• WHAT TO DO: Pictures aside, quote the whole listing exactly.

Data entries for graphics

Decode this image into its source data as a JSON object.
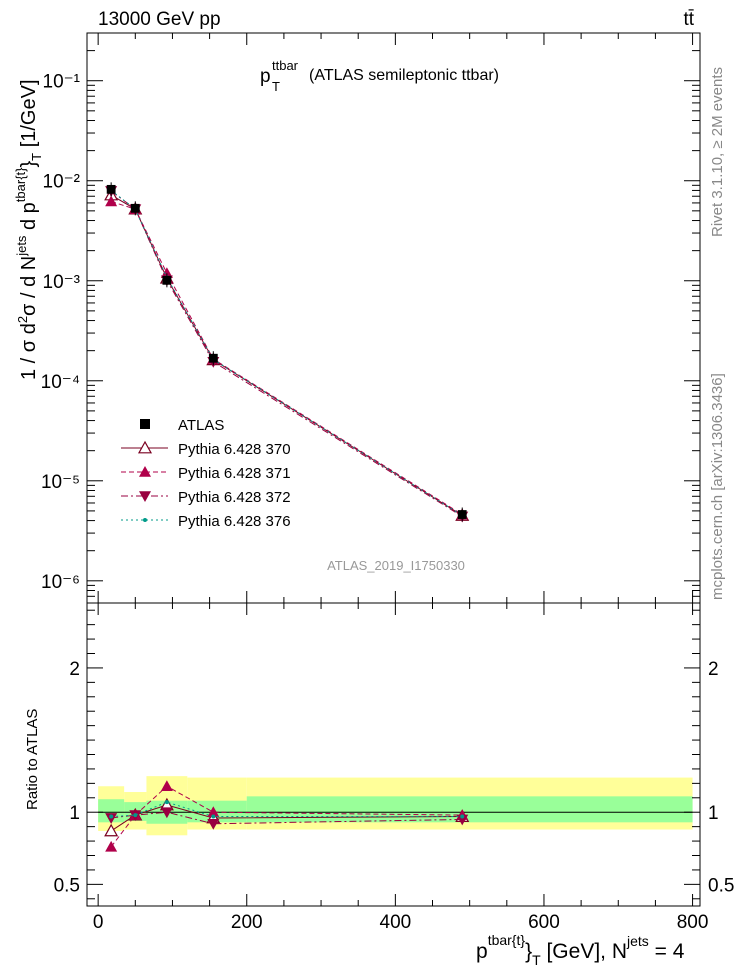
{
  "header": {
    "left": "13000 GeV pp",
    "right": "tt̄"
  },
  "side_labels": {
    "rivet": "Rivet 3.1.10, ≥ 2M events",
    "mcplots": "mcplots.cern.ch [arXiv:1306.3436]"
  },
  "title": {
    "main": "p",
    "sup": "ttbar",
    "sub": "T",
    "rest": "(ATLAS semileptonic ttbar)"
  },
  "watermark": "ATLAS_2019_I1750330",
  "axes": {
    "xlabel_main": "p",
    "xlabel_sup": "tbar{t}",
    "xlabel_close": "}",
    "xlabel_sub": "T",
    "xlabel_rest": " [GeV], N",
    "xlabel_sup2": "jets",
    "xlabel_end": " = 4",
    "ylabel_top": "1 / σ d²σ / d N^jets d p^tbar{t}_T [1/GeV]",
    "ylabel_bottom": "Ratio to ATLAS",
    "x_ticks": [
      "0",
      "200",
      "400",
      "600",
      "800"
    ],
    "y_ticks_top": [
      "10⁻⁶",
      "10⁻⁵",
      "10⁻⁴",
      "10⁻³",
      "10⁻²",
      "10⁻¹"
    ],
    "y_ticks_bottom": [
      "0.5",
      "1",
      "2"
    ]
  },
  "chart_data": {
    "type": "scatter",
    "x_range": [
      -15,
      810
    ],
    "y_top_log": true,
    "y_top_range": [
      6e-07,
      0.3
    ],
    "y_bottom_range": [
      0.35,
      2.45
    ],
    "bins": [
      [
        0,
        35
      ],
      [
        35,
        65
      ],
      [
        65,
        120
      ],
      [
        120,
        200
      ],
      [
        200,
        800
      ]
    ],
    "x": [
      17.5,
      50,
      92.5,
      155,
      490
    ],
    "data": {
      "name": "ATLAS",
      "values": [
        0.0082,
        0.0053,
        0.00101,
        0.000168,
        4.6e-06
      ],
      "ratio_band_stat_low": [
        0.93,
        0.94,
        0.92,
        0.93,
        0.93
      ],
      "ratio_band_stat_high": [
        1.09,
        1.07,
        1.08,
        1.08,
        1.11
      ],
      "ratio_band_tot_low": [
        0.87,
        0.88,
        0.84,
        0.88,
        0.88
      ],
      "ratio_band_tot_high": [
        1.18,
        1.14,
        1.25,
        1.24,
        1.24
      ]
    },
    "series": [
      {
        "name": "Pythia 6.428 370",
        "color": "#7a0020",
        "style": "solid",
        "marker": "open-triangle-up",
        "values": [
          0.0072,
          0.0052,
          0.00106,
          0.000162,
          4.5e-06
        ],
        "ratio": [
          0.87,
          0.98,
          1.05,
          0.96,
          0.97
        ]
      },
      {
        "name": "Pythia 6.428 371",
        "color": "#b0004a",
        "style": "dashed",
        "marker": "filled-triangle-up",
        "values": [
          0.0062,
          0.0052,
          0.00119,
          0.000165,
          4.6e-06
        ],
        "ratio": [
          0.76,
          0.98,
          1.18,
          1.0,
          0.98
        ]
      },
      {
        "name": "Pythia 6.428 372",
        "color": "#9a0040",
        "style": "dashdot",
        "marker": "filled-triangle-down",
        "values": [
          0.0079,
          0.0052,
          0.00101,
          0.000155,
          4.4e-06
        ],
        "ratio": [
          0.96,
          0.98,
          1.0,
          0.92,
          0.95
        ]
      },
      {
        "name": "Pythia 6.428 376",
        "color": "#009b8a",
        "style": "dotted",
        "marker": "dot",
        "values": [
          0.008,
          0.0052,
          0.00108,
          0.000163,
          4.5e-06
        ],
        "ratio": [
          0.97,
          0.98,
          1.07,
          0.97,
          0.97
        ]
      }
    ],
    "legend_position": "middle-left"
  }
}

• WORKED SOLUTION:
Decode this image into its source data as a JSON object.
{
  "header": {
    "left": "13000 GeV pp",
    "right": "tt̄"
  },
  "side_labels": {
    "rivet": "Rivet 3.1.10, ≥ 2M events",
    "mcplots": "mcplots.cern.ch [arXiv:1306.3436]"
  },
  "title": {
    "main": "p",
    "sup": "ttbar",
    "sub": "T",
    "rest": "(ATLAS semileptonic ttbar)"
  },
  "watermark": "ATLAS_2019_I1750330",
  "axes": {
    "xlabel_main": "p",
    "xlabel_sup": "tbar{t}",
    "xlabel_close": "}",
    "xlabel_sub": "T",
    "xlabel_rest": " [GeV], N",
    "xlabel_sup2": "jets",
    "xlabel_end": " = 4",
    "ylabel_top": "1 / σ d²σ / d N^jets d p^tbar{t}_T [1/GeV]",
    "ylabel_bottom": "Ratio to ATLAS",
    "x_ticks": [
      "0",
      "200",
      "400",
      "600",
      "800"
    ],
    "y_ticks_top": [
      "10⁻⁶",
      "10⁻⁵",
      "10⁻⁴",
      "10⁻³",
      "10⁻²",
      "10⁻¹"
    ],
    "y_ticks_bottom": [
      "0.5",
      "1",
      "2"
    ]
  },
  "chart_data": {
    "type": "scatter",
    "x_range": [
      -15,
      810
    ],
    "y_top_log": true,
    "y_top_range": [
      6e-07,
      0.3
    ],
    "y_bottom_range": [
      0.35,
      2.45
    ],
    "bins": [
      [
        0,
        35
      ],
      [
        35,
        65
      ],
      [
        65,
        120
      ],
      [
        120,
        200
      ],
      [
        200,
        800
      ]
    ],
    "x": [
      17.5,
      50,
      92.5,
      155,
      490
    ],
    "data": {
      "name": "ATLAS",
      "values": [
        0.0082,
        0.0053,
        0.00101,
        0.000168,
        4.6e-06
      ],
      "ratio_band_stat_low": [
        0.93,
        0.94,
        0.92,
        0.93,
        0.93
      ],
      "ratio_band_stat_high": [
        1.09,
        1.07,
        1.08,
        1.08,
        1.11
      ],
      "ratio_band_tot_low": [
        0.87,
        0.88,
        0.84,
        0.88,
        0.88
      ],
      "ratio_band_tot_high": [
        1.18,
        1.14,
        1.25,
        1.24,
        1.24
      ]
    },
    "series": [
      {
        "name": "Pythia 6.428 370",
        "color": "#7a0020",
        "style": "solid",
        "marker": "open-triangle-up",
        "values": [
          0.0072,
          0.0052,
          0.00106,
          0.000162,
          4.5e-06
        ],
        "ratio": [
          0.87,
          0.98,
          1.05,
          0.96,
          0.97
        ]
      },
      {
        "name": "Pythia 6.428 371",
        "color": "#b0004a",
        "style": "dashed",
        "marker": "filled-triangle-up",
        "values": [
          0.0062,
          0.0052,
          0.00119,
          0.000165,
          4.6e-06
        ],
        "ratio": [
          0.76,
          0.98,
          1.18,
          1.0,
          0.98
        ]
      },
      {
        "name": "Pythia 6.428 372",
        "color": "#9a0040",
        "style": "dashdot",
        "marker": "filled-triangle-down",
        "values": [
          0.0079,
          0.0052,
          0.00101,
          0.000155,
          4.4e-06
        ],
        "ratio": [
          0.96,
          0.98,
          1.0,
          0.92,
          0.95
        ]
      },
      {
        "name": "Pythia 6.428 376",
        "color": "#009b8a",
        "style": "dotted",
        "marker": "dot",
        "values": [
          0.008,
          0.0052,
          0.00108,
          0.000163,
          4.5e-06
        ],
        "ratio": [
          0.97,
          0.98,
          1.07,
          0.97,
          0.97
        ]
      }
    ],
    "legend_position": "middle-left"
  }
}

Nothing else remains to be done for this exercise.